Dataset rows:
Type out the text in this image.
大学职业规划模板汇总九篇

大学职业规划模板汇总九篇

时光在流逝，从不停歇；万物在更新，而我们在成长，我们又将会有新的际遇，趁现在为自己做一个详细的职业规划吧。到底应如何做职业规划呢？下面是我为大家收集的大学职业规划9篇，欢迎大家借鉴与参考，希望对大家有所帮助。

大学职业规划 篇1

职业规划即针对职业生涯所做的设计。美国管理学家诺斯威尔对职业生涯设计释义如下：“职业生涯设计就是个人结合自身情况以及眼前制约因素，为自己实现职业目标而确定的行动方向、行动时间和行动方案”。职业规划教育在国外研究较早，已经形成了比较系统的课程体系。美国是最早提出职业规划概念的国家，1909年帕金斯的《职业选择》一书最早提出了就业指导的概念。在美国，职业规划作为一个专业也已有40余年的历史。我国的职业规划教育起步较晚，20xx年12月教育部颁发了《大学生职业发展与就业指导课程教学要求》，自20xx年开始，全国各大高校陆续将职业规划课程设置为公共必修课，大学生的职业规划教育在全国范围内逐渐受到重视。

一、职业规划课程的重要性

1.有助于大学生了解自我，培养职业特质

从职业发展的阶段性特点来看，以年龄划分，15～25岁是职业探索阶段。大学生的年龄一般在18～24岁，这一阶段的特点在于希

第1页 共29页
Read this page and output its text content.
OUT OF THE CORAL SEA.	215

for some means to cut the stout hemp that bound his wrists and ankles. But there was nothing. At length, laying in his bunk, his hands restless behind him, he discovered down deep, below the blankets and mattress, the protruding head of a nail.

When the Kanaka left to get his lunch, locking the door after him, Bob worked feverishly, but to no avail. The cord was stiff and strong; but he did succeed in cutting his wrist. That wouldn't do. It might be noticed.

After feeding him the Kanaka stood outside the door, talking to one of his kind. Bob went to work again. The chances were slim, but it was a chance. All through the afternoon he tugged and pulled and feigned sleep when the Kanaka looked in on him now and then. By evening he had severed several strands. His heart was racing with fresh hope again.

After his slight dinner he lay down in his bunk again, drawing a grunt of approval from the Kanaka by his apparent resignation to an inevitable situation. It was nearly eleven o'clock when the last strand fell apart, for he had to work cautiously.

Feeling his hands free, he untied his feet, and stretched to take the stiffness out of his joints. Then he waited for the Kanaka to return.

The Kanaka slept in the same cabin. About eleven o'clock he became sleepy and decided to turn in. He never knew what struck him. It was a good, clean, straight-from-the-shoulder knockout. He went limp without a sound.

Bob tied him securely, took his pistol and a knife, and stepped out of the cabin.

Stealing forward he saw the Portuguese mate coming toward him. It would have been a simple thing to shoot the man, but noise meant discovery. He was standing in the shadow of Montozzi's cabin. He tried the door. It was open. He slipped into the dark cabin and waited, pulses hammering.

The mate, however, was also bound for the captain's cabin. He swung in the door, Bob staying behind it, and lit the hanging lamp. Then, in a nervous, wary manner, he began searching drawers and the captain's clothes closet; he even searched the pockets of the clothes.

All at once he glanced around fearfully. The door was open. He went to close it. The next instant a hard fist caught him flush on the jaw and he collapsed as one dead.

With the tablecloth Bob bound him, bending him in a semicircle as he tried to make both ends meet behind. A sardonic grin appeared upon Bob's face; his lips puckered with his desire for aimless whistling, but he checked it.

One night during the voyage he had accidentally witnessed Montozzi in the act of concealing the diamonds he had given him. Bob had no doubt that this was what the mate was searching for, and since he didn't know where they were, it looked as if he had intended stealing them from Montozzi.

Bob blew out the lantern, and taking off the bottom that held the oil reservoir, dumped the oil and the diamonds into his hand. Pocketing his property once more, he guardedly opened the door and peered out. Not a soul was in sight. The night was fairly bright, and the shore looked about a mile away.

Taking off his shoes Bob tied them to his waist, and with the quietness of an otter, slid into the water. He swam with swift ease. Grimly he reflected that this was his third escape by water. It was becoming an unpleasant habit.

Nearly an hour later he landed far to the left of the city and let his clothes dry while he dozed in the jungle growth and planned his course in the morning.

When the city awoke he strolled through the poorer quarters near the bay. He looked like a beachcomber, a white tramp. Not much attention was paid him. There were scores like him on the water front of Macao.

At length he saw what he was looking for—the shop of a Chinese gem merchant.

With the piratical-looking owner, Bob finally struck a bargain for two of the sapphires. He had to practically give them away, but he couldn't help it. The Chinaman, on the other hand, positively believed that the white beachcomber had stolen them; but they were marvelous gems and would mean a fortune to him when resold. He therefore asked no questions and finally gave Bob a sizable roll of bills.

**Exercise:**
All the data must be duplicated exactly, with nothing added or removed.

**Task answer:**
Type out the text in this image.
大学职业规划模板汇总九篇

大学职业规划模板汇总九篇

时光在流逝，从不停歇；万物在更新，而我们在成长，我们又将会有新的际遇，趁现在为自己做一个详细的职业规划吧。到底应如何做职业规划呢？下面是我为大家收集的大学职业规划9篇，欢迎大家借鉴与参考，希望对大家有所帮助。

大学职业规划 篇1

职业规划即针对职业生涯所做的设计。美国管理学家诺斯威尔对职业生涯设计释义如下：“职业生涯设计就是个人结合自身情况以及眼前制约因素，为自己实现职业目标而确定的行动方向、行动时间和行动方案”。职业规划教育在国外研究较早，已经形成了比较系统的课程体系。美国是最早提出职业规划概念的国家，1909年帕金斯的《职业选择》一书最早提出了就业指导的概念。在美国，职业规划作为一个专业也已有40余年的历史。我国的职业规划教育起步较晚，20xx年12月教育部颁发了《大学生职业发展与就业指导课程教学要求》，自20xx年开始，全国各大高校陆续将职业规划课程设置为公共必修课，大学生的职业规划教育在全国范围内逐渐受到重视。

一、职业规划课程的重要性

1.有助于大学生了解自我，培养职业特质

从职业发展的阶段性特点来看，以年龄划分，15～25岁是职业探索阶段。大学生的年龄一般在18～24岁，这一阶段的特点在于希

第1页 共29页
Read this page and output its text content.
OUT OF THE CORAL SEA.	215

for some means to cut the stout hemp that bound his wrists and ankles. But there was nothing. At length, laying in his bunk, his hands restless behind him, he discovered down deep, below the blankets and mattress, the protruding head of a nail.

When the Kanaka left to get his lunch, locking the door after him, Bob worked feverishly, but to no avail. The cord was stiff and strong; but he did succeed in cutting his wrist. That wouldn't do. It might be noticed.

After feeding him the Kanaka stood outside the door, talking to one of his kind. Bob went to work again. The chances were slim, but it was a chance. All through the afternoon he tugged and pulled and feigned sleep when the Kanaka looked in on him now and then. By evening he had severed several strands. His heart was racing with fresh hope again.

After his slight dinner he lay down in his bunk again, drawing a grunt of approval from the Kanaka by his apparent resignation to an inevitable situation. It was nearly eleven o'clock when the last strand fell apart, for he had to work cautiously.

Feeling his hands free, he untied his feet, and stretched to take the stiffness out of his joints. Then he waited for the Kanaka to return.

The Kanaka slept in the same cabin. About eleven o'clock he became sleepy and decided to turn in. He never knew what struck him. It was a good, clean, straight-from-the-shoulder knockout. He went limp without a sound.

Bob tied him securely, took his pistol and a knife, and stepped out of the cabin.

Stealing forward he saw the Portuguese mate coming toward him. It would have been a simple thing to shoot the man, but noise meant discovery. He was standing in the shadow of Montozzi's cabin. He tried the door. It was open. He slipped into the dark cabin and waited, pulses hammering.

The mate, however, was also bound for the captain's cabin. He swung in the door, Bob staying behind it, and lit the hanging lamp. Then, in a nervous, wary manner, he began searching drawers and the captain's clothes closet; he even searched the pockets of the clothes.

All at once he glanced around fearfully. The door was open. He went to close it. The next instant a hard fist caught him flush on the jaw and he collapsed as one dead.

With the tablecloth Bob bound him, bending him in a semicircle as he tried to make both ends meet behind. A sardonic grin appeared upon Bob's face; his lips puckered with his desire for aimless whistling, but he checked it.

One night during the voyage he had accidentally witnessed Montozzi in the act of concealing the diamonds he had given him. Bob had no doubt that this was what the mate was searching for, and since he didn't know where they were, it looked as if he had intended stealing them from Montozzi.

Bob blew out the lantern, and taking off the bottom that held the oil reservoir, dumped the oil and the diamonds into his hand. Pocketing his property once more, he guardedly opened the door and peered out. Not a soul was in sight. The night was fairly bright, and the shore looked about a mile away.

Taking off his shoes Bob tied them to his waist, and with the quietness of an otter, slid into the water. He swam with swift ease. Grimly he reflected that this was his third escape by water. It was becoming an unpleasant habit.

Nearly an hour later he landed far to the left of the city and let his clothes dry while he dozed in the jungle growth and planned his course in the morning.

When the city awoke he strolled through the poorer quarters near the bay. He looked like a beachcomber, a white tramp. Not much attention was paid him. There were scores like him on the water front of Macao.

At length he saw what he was looking for—the shop of a Chinese gem merchant.

With the piratical-looking owner, Bob finally struck a bargain for two of the sapphires. He had to practically give them away, but he couldn't help it. The Chinaman, on the other hand, positively believed that the white beachcomber had stolen them; but they were marvelous gems and would mean a fortune to him when resold. He therefore asked no questions and finally gave Bob a sizable roll of bills.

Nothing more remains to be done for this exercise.